ENTRIES —
_____
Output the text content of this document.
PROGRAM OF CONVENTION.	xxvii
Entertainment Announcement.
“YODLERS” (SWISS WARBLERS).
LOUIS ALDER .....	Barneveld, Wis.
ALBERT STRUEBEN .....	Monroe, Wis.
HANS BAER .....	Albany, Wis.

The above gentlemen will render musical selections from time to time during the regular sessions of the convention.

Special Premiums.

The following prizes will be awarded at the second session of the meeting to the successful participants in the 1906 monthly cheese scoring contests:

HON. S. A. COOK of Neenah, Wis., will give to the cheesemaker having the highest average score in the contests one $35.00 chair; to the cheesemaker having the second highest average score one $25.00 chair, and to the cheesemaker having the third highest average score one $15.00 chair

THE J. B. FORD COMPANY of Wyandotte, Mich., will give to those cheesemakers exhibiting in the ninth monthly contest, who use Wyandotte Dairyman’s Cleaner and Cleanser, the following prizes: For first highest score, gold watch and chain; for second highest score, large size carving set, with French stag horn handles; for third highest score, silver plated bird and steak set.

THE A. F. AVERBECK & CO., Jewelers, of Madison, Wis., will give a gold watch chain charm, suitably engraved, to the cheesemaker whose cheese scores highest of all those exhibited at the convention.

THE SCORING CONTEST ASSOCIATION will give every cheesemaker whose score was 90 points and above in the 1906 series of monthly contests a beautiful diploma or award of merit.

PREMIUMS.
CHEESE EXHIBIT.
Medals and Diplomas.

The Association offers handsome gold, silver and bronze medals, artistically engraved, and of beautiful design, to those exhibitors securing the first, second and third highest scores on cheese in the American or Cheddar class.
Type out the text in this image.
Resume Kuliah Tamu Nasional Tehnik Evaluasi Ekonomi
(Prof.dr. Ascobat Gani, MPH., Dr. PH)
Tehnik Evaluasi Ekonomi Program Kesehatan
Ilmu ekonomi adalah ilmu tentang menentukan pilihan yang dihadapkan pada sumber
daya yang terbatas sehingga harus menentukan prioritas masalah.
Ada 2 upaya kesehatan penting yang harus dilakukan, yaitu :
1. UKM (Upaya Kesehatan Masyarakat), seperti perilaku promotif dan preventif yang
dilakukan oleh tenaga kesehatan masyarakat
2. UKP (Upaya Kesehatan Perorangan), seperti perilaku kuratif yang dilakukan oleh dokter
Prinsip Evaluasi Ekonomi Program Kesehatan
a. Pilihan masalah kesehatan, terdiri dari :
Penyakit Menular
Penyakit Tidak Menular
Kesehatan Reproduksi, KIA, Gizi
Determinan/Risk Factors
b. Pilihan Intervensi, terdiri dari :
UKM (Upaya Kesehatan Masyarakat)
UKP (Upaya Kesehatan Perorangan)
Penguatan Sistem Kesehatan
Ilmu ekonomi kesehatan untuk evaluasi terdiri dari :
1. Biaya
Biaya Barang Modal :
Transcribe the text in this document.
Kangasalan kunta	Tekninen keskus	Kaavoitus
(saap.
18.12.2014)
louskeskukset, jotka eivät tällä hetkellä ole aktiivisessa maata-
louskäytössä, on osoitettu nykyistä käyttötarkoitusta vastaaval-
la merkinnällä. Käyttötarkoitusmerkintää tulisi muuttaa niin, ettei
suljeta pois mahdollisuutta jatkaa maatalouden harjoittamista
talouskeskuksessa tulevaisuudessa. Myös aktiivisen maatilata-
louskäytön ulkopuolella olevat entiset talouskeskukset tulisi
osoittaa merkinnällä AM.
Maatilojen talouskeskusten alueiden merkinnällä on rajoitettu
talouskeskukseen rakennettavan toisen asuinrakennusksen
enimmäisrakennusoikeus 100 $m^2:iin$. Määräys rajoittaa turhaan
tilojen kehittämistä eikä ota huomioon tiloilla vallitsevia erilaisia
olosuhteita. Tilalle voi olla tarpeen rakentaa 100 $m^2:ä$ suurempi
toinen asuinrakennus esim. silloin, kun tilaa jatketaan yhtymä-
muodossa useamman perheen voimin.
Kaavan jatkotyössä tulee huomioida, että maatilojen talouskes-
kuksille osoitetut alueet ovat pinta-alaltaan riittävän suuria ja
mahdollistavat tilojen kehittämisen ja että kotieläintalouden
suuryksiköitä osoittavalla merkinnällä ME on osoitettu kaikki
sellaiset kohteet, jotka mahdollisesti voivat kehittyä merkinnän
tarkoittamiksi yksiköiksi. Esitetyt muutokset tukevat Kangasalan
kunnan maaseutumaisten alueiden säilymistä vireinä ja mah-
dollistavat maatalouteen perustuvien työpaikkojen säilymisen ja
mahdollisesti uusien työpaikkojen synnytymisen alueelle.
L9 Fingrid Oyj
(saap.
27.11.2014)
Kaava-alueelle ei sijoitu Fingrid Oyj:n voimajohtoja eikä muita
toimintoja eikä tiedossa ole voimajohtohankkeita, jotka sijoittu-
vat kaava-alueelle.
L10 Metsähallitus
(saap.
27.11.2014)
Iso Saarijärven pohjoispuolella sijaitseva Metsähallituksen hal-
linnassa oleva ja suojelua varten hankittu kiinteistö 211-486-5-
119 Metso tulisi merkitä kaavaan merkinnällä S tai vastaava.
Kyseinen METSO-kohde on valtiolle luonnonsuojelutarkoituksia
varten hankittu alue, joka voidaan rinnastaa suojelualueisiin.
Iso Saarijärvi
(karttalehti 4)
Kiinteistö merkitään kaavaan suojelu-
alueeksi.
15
_____
Extract all the entries word for word.

THE REPLY —
Output the text content of this document.
PROGRAM OF CONVENTION.	xxvii
Entertainment Announcement.
“YODLERS” (SWISS WARBLERS).
LOUIS ALDER .....	Barneveld, Wis.
ALBERT STRUEBEN .....	Monroe, Wis.
HANS BAER .....	Albany, Wis.

The above gentlemen will render musical selections from time to time during the regular sessions of the convention.

Special Premiums.

The following prizes will be awarded at the second session of the meeting to the successful participants in the 1906 monthly cheese scoring contests:

HON. S. A. COOK of Neenah, Wis., will give to the cheesemaker having the highest average score in the contests one $35.00 chair; to the cheesemaker having the second highest average score one $25.00 chair, and to the cheesemaker having the third highest average score one $15.00 chair

THE J. B. FORD COMPANY of Wyandotte, Mich., will give to those cheesemakers exhibiting in the ninth monthly contest, who use Wyandotte Dairyman’s Cleaner and Cleanser, the following prizes: For first highest score, gold watch and chain; for second highest score, large size carving set, with French stag horn handles; for third highest score, silver plated bird and steak set.

THE A. F. AVERBECK & CO., Jewelers, of Madison, Wis., will give a gold watch chain charm, suitably engraved, to the cheesemaker whose cheese scores highest of all those exhibited at the convention.

THE SCORING CONTEST ASSOCIATION will give every cheesemaker whose score was 90 points and above in the 1906 series of monthly contests a beautiful diploma or award of merit.

PREMIUMS.
CHEESE EXHIBIT.
Medals and Diplomas.

The Association offers handsome gold, silver and bronze medals, artistically engraved, and of beautiful design, to those exhibitors securing the first, second and third highest scores on cheese in the American or Cheddar class.
Type out the text in this image.
Resume Kuliah Tamu Nasional Tehnik Evaluasi Ekonomi
(Prof.dr. Ascobat Gani, MPH., Dr. PH)
Tehnik Evaluasi Ekonomi Program Kesehatan
Ilmu ekonomi adalah ilmu tentang menentukan pilihan yang dihadapkan pada sumber
daya yang terbatas sehingga harus menentukan prioritas masalah.
Ada 2 upaya kesehatan penting yang harus dilakukan, yaitu :
1. UKM (Upaya Kesehatan Masyarakat), seperti perilaku promotif dan preventif yang
dilakukan oleh tenaga kesehatan masyarakat
2. UKP (Upaya Kesehatan Perorangan), seperti perilaku kuratif yang dilakukan oleh dokter
Prinsip Evaluasi Ekonomi Program Kesehatan
a. Pilihan masalah kesehatan, terdiri dari :
Penyakit Menular
Penyakit Tidak Menular
Kesehatan Reproduksi, KIA, Gizi
Determinan/Risk Factors
b. Pilihan Intervensi, terdiri dari :
UKM (Upaya Kesehatan Masyarakat)
UKP (Upaya Kesehatan Perorangan)
Penguatan Sistem Kesehatan
Ilmu ekonomi kesehatan untuk evaluasi terdiri dari :
1. Biaya
Biaya Barang Modal :
Transcribe the text in this document.
Kangasalan kunta	Tekninen keskus	Kaavoitus
(saap.
18.12.2014)
louskeskukset, jotka eivät tällä hetkellä ole aktiivisessa maata-
louskäytössä, on osoitettu nykyistä käyttötarkoitusta vastaaval-
la merkinnällä. Käyttötarkoitusmerkintää tulisi muuttaa niin, ettei
suljeta pois mahdollisuutta jatkaa maatalouden harjoittamista
talouskeskuksessa tulevaisuudessa. Myös aktiivisen maatilata-
louskäytön ulkopuolella olevat entiset talouskeskukset tulisi
osoittaa merkinnällä AM.
Maatilojen talouskeskusten alueiden merkinnällä on rajoitettu
talouskeskukseen rakennettavan toisen asuinrakennusksen
enimmäisrakennusoikeus 100 $m^2:iin$. Määräys rajoittaa turhaan
tilojen kehittämistä eikä ota huomioon tiloilla vallitsevia erilaisia
olosuhteita. Tilalle voi olla tarpeen rakentaa 100 $m^2:ä$ suurempi
toinen asuinrakennus esim. silloin, kun tilaa jatketaan yhtymä-
muodossa useamman perheen voimin.
Kaavan jatkotyössä tulee huomioida, että maatilojen talouskes-
kuksille osoitetut alueet ovat pinta-alaltaan riittävän suuria ja
mahdollistavat tilojen kehittämisen ja että kotieläintalouden
suuryksiköitä osoittavalla merkinnällä ME on osoitettu kaikki
sellaiset kohteet, jotka mahdollisesti voivat kehittyä merkinnän
tarkoittamiksi yksiköiksi. Esitetyt muutokset tukevat Kangasalan
kunnan maaseutumaisten alueiden säilymistä vireinä ja mah-
dollistavat maatalouteen perustuvien työpaikkojen säilymisen ja
mahdollisesti uusien työpaikkojen synnytymisen alueelle.
L9 Fingrid Oyj
(saap.
27.11.2014)
Kaava-alueelle ei sijoitu Fingrid Oyj:n voimajohtoja eikä muita
toimintoja eikä tiedossa ole voimajohtohankkeita, jotka sijoittu-
vat kaava-alueelle.
L10 Metsähallitus
(saap.
27.11.2014)
Iso Saarijärven pohjoispuolella sijaitseva Metsähallituksen hal-
linnassa oleva ja suojelua varten hankittu kiinteistö 211-486-5-
119 Metso tulisi merkitä kaavaan merkinnällä S tai vastaava.
Kyseinen METSO-kohde on valtiolle luonnonsuojelutarkoituksia
varten hankittu alue, joka voidaan rinnastaa suojelualueisiin.
Iso Saarijärvi
(karttalehti 4)
Kiinteistö merkitään kaavaan suojelu-
alueeksi.
15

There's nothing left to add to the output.